>> start
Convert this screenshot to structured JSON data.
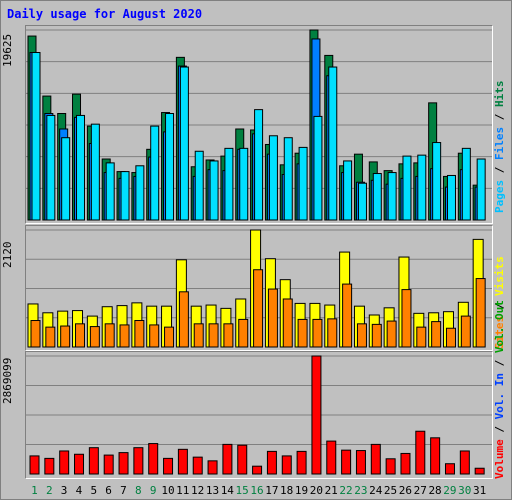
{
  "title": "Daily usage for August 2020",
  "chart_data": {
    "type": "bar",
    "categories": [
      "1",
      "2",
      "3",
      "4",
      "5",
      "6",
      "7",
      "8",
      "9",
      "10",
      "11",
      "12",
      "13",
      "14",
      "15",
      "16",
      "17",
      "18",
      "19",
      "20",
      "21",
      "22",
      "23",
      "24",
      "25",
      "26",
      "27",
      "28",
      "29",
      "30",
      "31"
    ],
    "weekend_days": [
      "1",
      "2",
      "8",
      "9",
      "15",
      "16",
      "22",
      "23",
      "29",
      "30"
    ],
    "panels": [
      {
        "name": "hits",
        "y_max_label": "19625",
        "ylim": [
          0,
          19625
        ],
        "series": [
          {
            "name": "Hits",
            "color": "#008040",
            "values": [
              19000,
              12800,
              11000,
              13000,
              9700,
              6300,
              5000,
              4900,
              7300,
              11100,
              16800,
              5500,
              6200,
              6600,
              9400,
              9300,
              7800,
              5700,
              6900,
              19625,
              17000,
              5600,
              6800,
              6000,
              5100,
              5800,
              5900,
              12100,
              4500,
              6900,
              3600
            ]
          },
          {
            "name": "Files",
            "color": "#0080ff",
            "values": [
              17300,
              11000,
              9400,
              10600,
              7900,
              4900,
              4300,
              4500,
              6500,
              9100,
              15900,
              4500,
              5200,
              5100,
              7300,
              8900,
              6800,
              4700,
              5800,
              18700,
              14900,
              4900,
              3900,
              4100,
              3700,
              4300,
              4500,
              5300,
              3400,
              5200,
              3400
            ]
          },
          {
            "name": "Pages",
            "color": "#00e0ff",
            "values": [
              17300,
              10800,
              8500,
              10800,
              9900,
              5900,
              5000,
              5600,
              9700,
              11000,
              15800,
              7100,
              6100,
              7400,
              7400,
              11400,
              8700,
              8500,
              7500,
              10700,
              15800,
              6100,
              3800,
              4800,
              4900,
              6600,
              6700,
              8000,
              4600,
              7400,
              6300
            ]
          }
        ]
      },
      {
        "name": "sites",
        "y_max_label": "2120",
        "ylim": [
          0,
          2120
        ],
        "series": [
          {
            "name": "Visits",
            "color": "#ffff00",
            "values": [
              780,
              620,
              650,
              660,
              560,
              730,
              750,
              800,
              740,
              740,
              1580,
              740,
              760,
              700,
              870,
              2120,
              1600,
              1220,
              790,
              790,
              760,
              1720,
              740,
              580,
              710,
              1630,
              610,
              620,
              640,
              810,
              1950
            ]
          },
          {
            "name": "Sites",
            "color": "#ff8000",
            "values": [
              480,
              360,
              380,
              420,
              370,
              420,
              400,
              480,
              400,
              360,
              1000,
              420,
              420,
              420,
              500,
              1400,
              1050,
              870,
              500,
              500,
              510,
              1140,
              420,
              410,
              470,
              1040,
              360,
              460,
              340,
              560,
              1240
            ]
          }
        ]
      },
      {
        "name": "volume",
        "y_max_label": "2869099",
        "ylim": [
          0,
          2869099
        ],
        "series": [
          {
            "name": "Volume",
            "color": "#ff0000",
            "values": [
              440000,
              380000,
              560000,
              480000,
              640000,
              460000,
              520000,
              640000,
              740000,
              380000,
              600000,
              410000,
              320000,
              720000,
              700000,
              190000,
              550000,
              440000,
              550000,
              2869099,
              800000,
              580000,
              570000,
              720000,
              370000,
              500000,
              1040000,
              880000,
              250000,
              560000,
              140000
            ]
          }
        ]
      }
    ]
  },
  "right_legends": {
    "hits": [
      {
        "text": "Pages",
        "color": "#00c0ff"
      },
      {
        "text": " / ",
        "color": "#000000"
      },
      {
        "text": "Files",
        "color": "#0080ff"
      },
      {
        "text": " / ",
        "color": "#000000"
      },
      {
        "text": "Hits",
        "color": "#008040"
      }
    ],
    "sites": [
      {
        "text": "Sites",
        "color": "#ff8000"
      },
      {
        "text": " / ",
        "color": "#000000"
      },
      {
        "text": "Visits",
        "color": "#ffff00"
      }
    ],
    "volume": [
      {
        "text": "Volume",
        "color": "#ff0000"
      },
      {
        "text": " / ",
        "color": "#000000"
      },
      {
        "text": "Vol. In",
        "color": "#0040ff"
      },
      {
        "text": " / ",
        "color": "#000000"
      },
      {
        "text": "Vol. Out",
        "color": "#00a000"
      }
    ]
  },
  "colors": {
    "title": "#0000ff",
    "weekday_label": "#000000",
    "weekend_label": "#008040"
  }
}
>> end
>> start
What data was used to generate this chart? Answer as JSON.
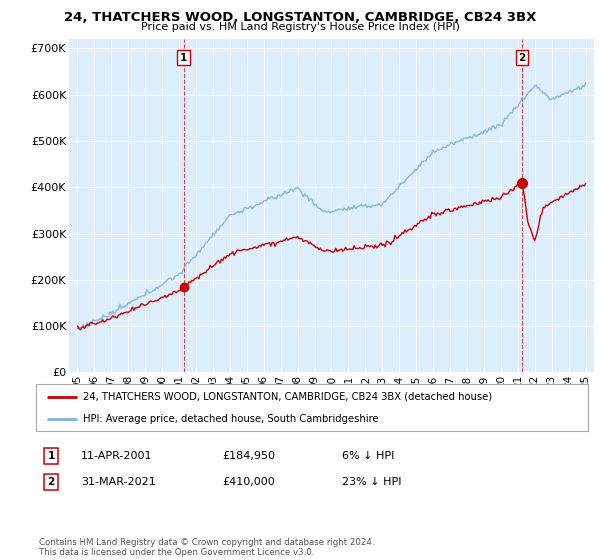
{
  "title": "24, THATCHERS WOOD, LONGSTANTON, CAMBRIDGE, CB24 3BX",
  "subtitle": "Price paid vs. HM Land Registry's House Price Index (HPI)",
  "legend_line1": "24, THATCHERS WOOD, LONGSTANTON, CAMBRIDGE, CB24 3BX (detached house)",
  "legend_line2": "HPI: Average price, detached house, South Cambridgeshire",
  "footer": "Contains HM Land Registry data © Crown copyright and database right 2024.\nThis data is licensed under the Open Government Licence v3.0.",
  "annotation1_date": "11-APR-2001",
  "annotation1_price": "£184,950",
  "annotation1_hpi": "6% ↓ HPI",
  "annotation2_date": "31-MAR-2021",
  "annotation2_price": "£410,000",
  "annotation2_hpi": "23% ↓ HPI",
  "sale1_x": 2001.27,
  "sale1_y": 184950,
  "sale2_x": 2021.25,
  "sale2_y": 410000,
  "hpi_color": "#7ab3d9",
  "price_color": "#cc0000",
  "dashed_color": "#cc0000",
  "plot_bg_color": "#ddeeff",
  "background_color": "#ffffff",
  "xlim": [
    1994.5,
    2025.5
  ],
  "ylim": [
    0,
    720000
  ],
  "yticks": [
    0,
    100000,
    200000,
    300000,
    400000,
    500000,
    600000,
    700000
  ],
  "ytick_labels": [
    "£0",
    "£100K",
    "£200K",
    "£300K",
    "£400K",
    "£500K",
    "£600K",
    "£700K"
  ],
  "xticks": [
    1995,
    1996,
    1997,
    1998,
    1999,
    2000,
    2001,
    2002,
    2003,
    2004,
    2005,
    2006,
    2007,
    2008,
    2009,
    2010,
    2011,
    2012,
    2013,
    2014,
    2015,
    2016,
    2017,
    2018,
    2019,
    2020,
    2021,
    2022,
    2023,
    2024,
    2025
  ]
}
>> end
>> start
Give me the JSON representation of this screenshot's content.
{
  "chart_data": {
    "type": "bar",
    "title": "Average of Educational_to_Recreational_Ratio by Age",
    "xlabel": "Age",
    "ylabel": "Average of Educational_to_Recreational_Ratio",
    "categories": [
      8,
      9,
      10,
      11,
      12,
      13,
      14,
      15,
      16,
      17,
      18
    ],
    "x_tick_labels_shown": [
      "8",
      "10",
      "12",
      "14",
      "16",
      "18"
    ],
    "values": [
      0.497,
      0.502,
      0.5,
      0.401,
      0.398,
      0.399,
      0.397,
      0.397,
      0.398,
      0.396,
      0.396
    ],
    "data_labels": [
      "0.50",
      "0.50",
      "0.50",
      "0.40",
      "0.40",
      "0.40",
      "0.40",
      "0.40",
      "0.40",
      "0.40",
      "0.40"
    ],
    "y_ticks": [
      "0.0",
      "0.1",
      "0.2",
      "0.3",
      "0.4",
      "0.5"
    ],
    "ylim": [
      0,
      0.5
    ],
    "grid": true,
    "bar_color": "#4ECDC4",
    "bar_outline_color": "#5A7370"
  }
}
>> end
## [Work to do]
Read the data above and pull out each line that holds the string "detached".

## [Finished answer]
  "legend_line1": "24, THATCHERS WOOD, LONGSTANTON, CAMBRIDGE, CB24 3BX (detached house)",
  "legend_line2": "HPI: Average price, detached house, South Cambridgeshire",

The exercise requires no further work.